• [Text excerpt]:
1007 04+2010 Lotus Evora+front Three Quarter View
This singular focus pays off at the track, where, even though it's the slowest due to having the poorest power-to-weight ratio, it's also the most consistent and most rewarding. "The teensy steering wheel and quick steering make the Lotus feel half a ton lighter than the other cars here, and the amount of feedback that reaches your hands is staggering," Cammisa says. The V-6, familiar to any Camry owner, is also a joy despite its lack of stat-sheet prowess, providing consistent, smooth thrust throughout its range. The only fly in the punch bowl is the six-speed "sports ratio" manual gearbox, which can be a bit clunky and notchy, especially when worked hard on a racetrack. Overall, the Evora is a tribute to the English ideals of simplicity and balance, and it is a car just about anyone can enjoy at its limits.
Not so for our next ride, which should probably come with a bumper sticker that reads "not to be taken lightly." There are some purists who claim that refinement and modernization, including the switch from air- to water-cooling and the development of sophisticated chassis electronics, have watered down the Porsche 911. To this we can only reply, "Just look at it." Some sixty years after postwar Porsches first emerged from the primordial ooze that is the Volkswagen Beetle, the 911 remains a beast that rewards the skilled and feasts on the foolhardy. The weight distribution of this heavily equipped, PDK-transmission Carrera S reads the same as that of the Lotus - 38/62 percent front to rear - but the feel is entirely different. Shut off all the safety nannies and lift mid-turn, and you'll find yourself with a full head of vertigo as that 3.8-liter engine hanging off the rear axle swings about. But, as Cammisa contends, "If you've read and comprehended the 911's very lengthy rule book, you'll find it will do anything you want." The rear-engine configuration keeps the back wheels planted under throttle almost as well as the all-wheel-drive GT-R, and with skillful applications of liftoff oversteer, the Porsche rounded the course about a second and a half faster than the Lotus.

• [Set of tasks]:
(a) Judge whether each statement below agrees with the car review excerpt, answering yes or no and quoting the words of the excerpt that settle it: (i) The Lotus posts the quickest time on the track. (ii) The Carrera S has the same front-to-rear weight distribution as the Lotus. (iii) The Porsche's engine displaces 4.0 liters.
(b) Transcribe the passage of the car review excerpt starting at "1007 04+2010 Lotus" and ending at "at its limits.", word for word.

• [Extracted records]:
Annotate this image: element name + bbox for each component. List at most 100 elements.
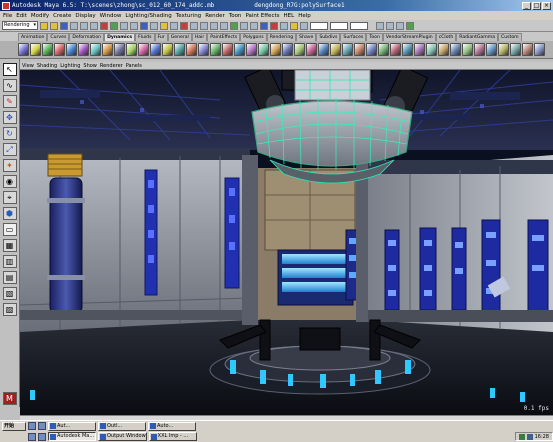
- hypershade-layout-icon[interactable]: ▧: [2, 287, 17, 300]
- history-icon[interactable]: [240, 21, 248, 30]
- render-globals-icon[interactable]: [290, 21, 298, 30]
- shelf-tab-animation[interactable]: Animation: [18, 33, 48, 41]
- volume-tray-icon[interactable]: [526, 433, 533, 440]
- manipulator-tool-icon[interactable]: ✦: [2, 159, 17, 172]
- shelf-tool-icon[interactable]: [270, 43, 281, 56]
- shelf-tool-icon[interactable]: [162, 43, 173, 56]
- shelf-tab-painteffects[interactable]: PaintEffects: [207, 33, 241, 41]
- shelf-tab-curves[interactable]: Curves: [47, 33, 70, 41]
- persp-graph-layout-icon[interactable]: ▤: [2, 271, 17, 284]
- menu-window[interactable]: Window: [100, 13, 122, 19]
- shelf-tab-polygons[interactable]: Polygons: [240, 33, 267, 41]
- shelf-tab-subdivs[interactable]: Subdivs: [316, 33, 341, 41]
- channel-box-toggle-icon[interactable]: [376, 21, 384, 30]
- menu-create[interactable]: Create: [53, 13, 71, 19]
- taskbar-button-output-window[interactable]: Output Window: [98, 432, 147, 442]
- rotate-tool-icon[interactable]: ↻: [2, 127, 17, 140]
- shelf-tab-fur[interactable]: Fur: [154, 33, 168, 41]
- tool-settings-toggle-icon[interactable]: [396, 21, 404, 30]
- menu-paint-effects[interactable]: Paint Effects: [245, 13, 279, 19]
- shelf-tool-icon[interactable]: [66, 43, 77, 56]
- menu-help[interactable]: Help: [298, 13, 311, 19]
- shelf-tool-icon[interactable]: [234, 43, 245, 56]
- mask-dynamics-icon[interactable]: [150, 21, 158, 30]
- close-button[interactable]: ×: [542, 1, 551, 10]
- last-tool-icon[interactable]: ⬢: [2, 207, 17, 220]
- paint-select-tool-icon[interactable]: ✎: [2, 95, 17, 108]
- attribute-editor-toggle-icon[interactable]: [386, 21, 394, 30]
- menu-modify[interactable]: Modify: [31, 13, 49, 19]
- taskbar-button-autodesk-maya[interactable]: Autodesk Ma...: [48, 432, 96, 442]
- shelf-tab-radiantgamma[interactable]: RadiantGamma: [456, 33, 499, 41]
- taskbar-button-aut[interactable]: Aut...: [48, 421, 96, 431]
- viewport-menu-shading[interactable]: Shading: [37, 63, 57, 69]
- viewport-menu-view[interactable]: View: [22, 63, 34, 69]
- snap-point-icon[interactable]: [210, 21, 218, 30]
- mask-curves-icon[interactable]: [120, 21, 128, 30]
- mask-joints-icon[interactable]: [110, 21, 118, 30]
- shelf-tool-icon[interactable]: [282, 43, 293, 56]
- shelf-tab-surfaces[interactable]: Surfaces: [340, 33, 367, 41]
- shelf-tab-rendering[interactable]: Rendering: [266, 33, 297, 41]
- shelf-tool-icon[interactable]: [150, 43, 161, 56]
- shelf-tool-icon[interactable]: [114, 43, 125, 56]
- mask-misc-icon[interactable]: [170, 21, 178, 30]
- viewport-menu-show[interactable]: Show: [83, 63, 97, 69]
- taskbar-button-auto[interactable]: Auto...: [148, 421, 196, 431]
- shelf-tool-icon[interactable]: [498, 43, 509, 56]
- shelf-tool-icon[interactable]: [378, 43, 389, 56]
- shelf-tool-icon[interactable]: [246, 43, 257, 56]
- taskbar-button-outliner[interactable]: Outl...: [98, 421, 146, 431]
- menu-set-dropdown[interactable]: Rendering: [2, 21, 38, 30]
- shelf-tool-icon[interactable]: [42, 43, 53, 56]
- four-view-layout-icon[interactable]: ▦: [2, 239, 17, 252]
- shelf-tool-icon[interactable]: [54, 43, 65, 56]
- new-scene-icon[interactable]: [40, 21, 48, 30]
- shelf-tool-icon[interactable]: [126, 43, 137, 56]
- scale-tool-icon[interactable]: ⤢: [2, 143, 17, 156]
- network-tray-icon[interactable]: [518, 433, 525, 440]
- shelf-tool-icon[interactable]: [138, 43, 149, 56]
- viewport-menu-panels[interactable]: Panels: [126, 63, 142, 69]
- mask-deformers-icon[interactable]: [140, 21, 148, 30]
- numeric-input-field[interactable]: [310, 21, 328, 30]
- maximize-button[interactable]: □: [532, 1, 541, 10]
- shelf-tool-icon[interactable]: [102, 43, 113, 56]
- shelf-tab-vendorstreamplugin[interactable]: VendorStreamPlugin: [382, 33, 436, 41]
- shelf-tool-icon[interactable]: [258, 43, 269, 56]
- shelf-tool-icon[interactable]: [426, 43, 437, 56]
- shelf-tool-icon[interactable]: [390, 43, 401, 56]
- input-field-mode-icon[interactable]: [300, 21, 308, 30]
- menu-hel[interactable]: HEL: [284, 13, 295, 19]
- numeric-input-z-field[interactable]: [350, 21, 368, 30]
- layer-editor-toggle-icon[interactable]: [406, 21, 414, 30]
- snap-curve-icon[interactable]: [200, 21, 208, 30]
- shelf-tool-icon[interactable]: [450, 43, 461, 56]
- show-manipulator-icon[interactable]: ⌖: [2, 191, 17, 204]
- shelf-tool-icon[interactable]: [174, 43, 185, 56]
- shelf-tool-icon[interactable]: [366, 43, 377, 56]
- taskbar-button-xxl-imp[interactable]: XXL Imp - ...: [148, 432, 197, 442]
- numeric-input-y-field[interactable]: [330, 21, 348, 30]
- perspective-viewport[interactable]: 0.1 fps: [20, 70, 553, 415]
- menu-render[interactable]: Render: [205, 13, 225, 19]
- shelf-tab-ccloth[interactable]: cCloth: [435, 33, 457, 41]
- open-scene-icon[interactable]: [50, 21, 58, 30]
- lasso-tool-icon[interactable]: ∿: [2, 79, 17, 92]
- shelf-tool-icon[interactable]: [198, 43, 209, 56]
- viewport-menu-renderer[interactable]: Renderer: [100, 63, 123, 69]
- shelf-tool-icon[interactable]: [402, 43, 413, 56]
- shelf-tool-icon[interactable]: [210, 43, 221, 56]
- shelf-tab-general[interactable]: General: [167, 33, 192, 41]
- menu-lighting-shading[interactable]: Lighting/Shading: [125, 13, 171, 19]
- maya-app-icon[interactable]: [2, 1, 10, 10]
- menu-texturing[interactable]: Texturing: [176, 13, 201, 19]
- mask-surfaces-icon[interactable]: [130, 21, 138, 30]
- shelf-tool-icon[interactable]: [306, 43, 317, 56]
- shelf-tool-icon[interactable]: [78, 43, 89, 56]
- custom-layout-icon[interactable]: ▨: [2, 303, 17, 316]
- shelf-tool-icon[interactable]: [342, 43, 353, 56]
- shelf-tool-icon[interactable]: [318, 43, 329, 56]
- menu-toon[interactable]: Toon: [229, 13, 242, 19]
- shelf-tool-icon[interactable]: [474, 43, 485, 56]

• [Written responses]:
(a)
(i) No: "even though it's the slowest due to having the poorest power-to-weight ratio"
(ii) Yes: "reads the same as that of the Lotus - 38/62 percent front to rear"
(iii) No: "that 3.8-liter engine hanging off the rear axle"

(b)
1007 04+2010 Lotus Evora+front Three Quarter View
This singular focus pays off at the track, where, even though it's the slowest due to having the poorest power-to-weight ratio, it's also the most consistent and most rewarding. "The teensy steering wheel and quick steering make the Lotus feel half a ton lighter than the other cars here, and the amount of feedback that reaches your hands is staggering," Cammisa says. The V-6, familiar to any Camry owner, is also a joy despite its lack of stat-sheet prowess, providing consistent, smooth thrust throughout its range. The only fly in the punch bowl is the six-speed "sports ratio" manual gearbox, which can be a bit clunky and notchy, especially when worked hard on a racetrack. Overall, the Evora is a tribute to the English ideals of simplicity and balance, and it is a car just about anyone can enjoy at its limits.